>> BEGIN Record extracts

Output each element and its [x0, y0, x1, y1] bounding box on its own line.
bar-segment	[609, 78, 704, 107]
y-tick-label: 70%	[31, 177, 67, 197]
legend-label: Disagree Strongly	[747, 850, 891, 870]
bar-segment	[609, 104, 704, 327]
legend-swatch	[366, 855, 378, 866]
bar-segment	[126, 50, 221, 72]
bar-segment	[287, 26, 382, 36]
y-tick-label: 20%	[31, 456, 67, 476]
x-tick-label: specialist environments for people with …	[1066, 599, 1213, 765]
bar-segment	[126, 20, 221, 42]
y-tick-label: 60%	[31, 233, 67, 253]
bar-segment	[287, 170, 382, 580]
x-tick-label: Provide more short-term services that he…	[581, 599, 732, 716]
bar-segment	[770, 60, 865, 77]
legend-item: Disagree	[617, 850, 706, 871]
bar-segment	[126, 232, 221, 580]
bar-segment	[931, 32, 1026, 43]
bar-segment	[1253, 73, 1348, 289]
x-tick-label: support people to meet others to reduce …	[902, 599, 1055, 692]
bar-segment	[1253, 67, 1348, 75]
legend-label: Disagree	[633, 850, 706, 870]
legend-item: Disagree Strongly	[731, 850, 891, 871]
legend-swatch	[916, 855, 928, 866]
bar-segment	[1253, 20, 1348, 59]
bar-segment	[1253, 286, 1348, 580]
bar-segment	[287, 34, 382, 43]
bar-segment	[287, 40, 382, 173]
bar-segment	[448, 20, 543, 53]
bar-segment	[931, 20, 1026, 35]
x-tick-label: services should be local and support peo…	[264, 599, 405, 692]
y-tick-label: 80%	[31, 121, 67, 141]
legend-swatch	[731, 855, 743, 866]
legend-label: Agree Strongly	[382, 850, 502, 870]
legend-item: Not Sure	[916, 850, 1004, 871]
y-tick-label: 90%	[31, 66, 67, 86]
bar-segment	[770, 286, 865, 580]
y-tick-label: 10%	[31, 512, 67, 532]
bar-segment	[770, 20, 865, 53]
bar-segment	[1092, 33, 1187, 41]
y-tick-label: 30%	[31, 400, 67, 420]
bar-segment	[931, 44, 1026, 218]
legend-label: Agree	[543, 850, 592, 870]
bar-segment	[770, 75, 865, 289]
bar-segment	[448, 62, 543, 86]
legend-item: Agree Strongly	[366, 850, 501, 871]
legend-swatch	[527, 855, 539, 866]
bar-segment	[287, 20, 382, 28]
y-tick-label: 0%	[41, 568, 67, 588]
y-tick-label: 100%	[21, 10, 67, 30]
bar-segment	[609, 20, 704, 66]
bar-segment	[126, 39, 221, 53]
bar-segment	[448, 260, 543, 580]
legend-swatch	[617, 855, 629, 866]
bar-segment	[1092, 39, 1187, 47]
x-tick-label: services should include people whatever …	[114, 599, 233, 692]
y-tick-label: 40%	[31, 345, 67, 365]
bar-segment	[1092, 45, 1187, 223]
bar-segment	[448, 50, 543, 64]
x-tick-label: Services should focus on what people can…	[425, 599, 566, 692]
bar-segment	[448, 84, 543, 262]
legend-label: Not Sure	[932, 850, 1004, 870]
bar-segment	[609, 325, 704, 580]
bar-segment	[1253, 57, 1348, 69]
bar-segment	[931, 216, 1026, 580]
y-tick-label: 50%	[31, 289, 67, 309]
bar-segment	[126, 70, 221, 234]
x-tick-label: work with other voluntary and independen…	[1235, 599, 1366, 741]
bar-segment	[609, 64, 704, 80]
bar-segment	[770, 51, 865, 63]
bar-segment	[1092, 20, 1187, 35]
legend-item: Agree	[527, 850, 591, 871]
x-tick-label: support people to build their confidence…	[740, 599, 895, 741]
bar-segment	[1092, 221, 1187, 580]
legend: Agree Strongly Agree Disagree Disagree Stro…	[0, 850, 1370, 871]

>> END Record extracts

■ **Goal**
Update the records by changing every "Not Sure" to "Unsure", and give all the lines again with nothing else altered.

■ **Written reply**
Output each element and its [x0, y0, x1, y1] bounding box on its own line.
bar-segment	[609, 78, 704, 107]
y-tick-label: 70%	[31, 177, 67, 197]
legend-label: Disagree Strongly	[747, 850, 891, 870]
bar-segment	[609, 104, 704, 327]
legend-swatch	[366, 855, 378, 866]
bar-segment	[126, 50, 221, 72]
bar-segment	[287, 26, 382, 36]
y-tick-label: 20%	[31, 456, 67, 476]
x-tick-label: specialist environments for people with …	[1066, 599, 1213, 765]
bar-segment	[126, 20, 221, 42]
y-tick-label: 60%	[31, 233, 67, 253]
bar-segment	[287, 170, 382, 580]
x-tick-label: Provide more short-term services that he…	[581, 599, 732, 716]
bar-segment	[770, 60, 865, 77]
legend-item: Disagree	[617, 850, 706, 871]
bar-segment	[126, 232, 221, 580]
bar-segment	[931, 32, 1026, 43]
bar-segment	[1253, 73, 1348, 289]
x-tick-label: support people to meet others to reduce …	[902, 599, 1055, 692]
bar-segment	[1253, 67, 1348, 75]
legend-label: Disagree	[633, 850, 706, 870]
legend-item: Disagree Strongly	[731, 850, 891, 871]
legend-swatch	[916, 855, 928, 866]
bar-segment	[1253, 20, 1348, 59]
bar-segment	[1253, 286, 1348, 580]
bar-segment	[287, 34, 382, 43]
bar-segment	[287, 40, 382, 173]
bar-segment	[448, 20, 543, 53]
bar-segment	[931, 20, 1026, 35]
x-tick-label: services should be local and support peo…	[264, 599, 405, 692]
y-tick-label: 80%	[31, 121, 67, 141]
legend-swatch	[731, 855, 743, 866]
legend-label: Agree Strongly	[382, 850, 502, 870]
legend-item: Unsure	[916, 850, 1004, 871]
y-tick-label: 90%	[31, 66, 67, 86]
bar-segment	[770, 286, 865, 580]
y-tick-label: 10%	[31, 512, 67, 532]
bar-segment	[770, 20, 865, 53]
bar-segment	[1092, 33, 1187, 41]
y-tick-label: 30%	[31, 400, 67, 420]
bar-segment	[931, 44, 1026, 218]
legend-label: Agree	[543, 850, 592, 870]
bar-segment	[770, 75, 865, 289]
bar-segment	[448, 62, 543, 86]
legend-item: Agree Strongly	[366, 850, 501, 871]
legend-swatch	[527, 855, 539, 866]
bar-segment	[287, 20, 382, 28]
y-tick-label: 0%	[41, 568, 67, 588]
y-tick-label: 100%	[21, 10, 67, 30]
bar-segment	[609, 20, 704, 66]
bar-segment	[126, 39, 221, 53]
bar-segment	[448, 260, 543, 580]
legend-swatch	[617, 855, 629, 866]
bar-segment	[1092, 39, 1187, 47]
x-tick-label: services should include people whatever …	[114, 599, 233, 692]
y-tick-label: 40%	[31, 345, 67, 365]
bar-segment	[1092, 45, 1187, 223]
bar-segment	[448, 50, 543, 64]
x-tick-label: Services should focus on what people can…	[425, 599, 566, 692]
bar-segment	[448, 84, 543, 262]
legend-label: Unsure	[932, 850, 1004, 870]
bar-segment	[609, 325, 704, 580]
bar-segment	[1253, 57, 1348, 69]
bar-segment	[931, 216, 1026, 580]
y-tick-label: 50%	[31, 289, 67, 309]
bar-segment	[126, 70, 221, 234]
x-tick-label: work with other voluntary and independen…	[1235, 599, 1366, 741]
bar-segment	[609, 64, 704, 80]
bar-segment	[770, 51, 865, 63]
bar-segment	[1092, 20, 1187, 35]
legend-item: Agree	[527, 850, 591, 871]
x-tick-label: support people to build their confidence…	[740, 599, 895, 741]
bar-segment	[1092, 221, 1187, 580]
legend: Agree Strongly Agree Disagree Disagree Stro…	[0, 850, 1370, 871]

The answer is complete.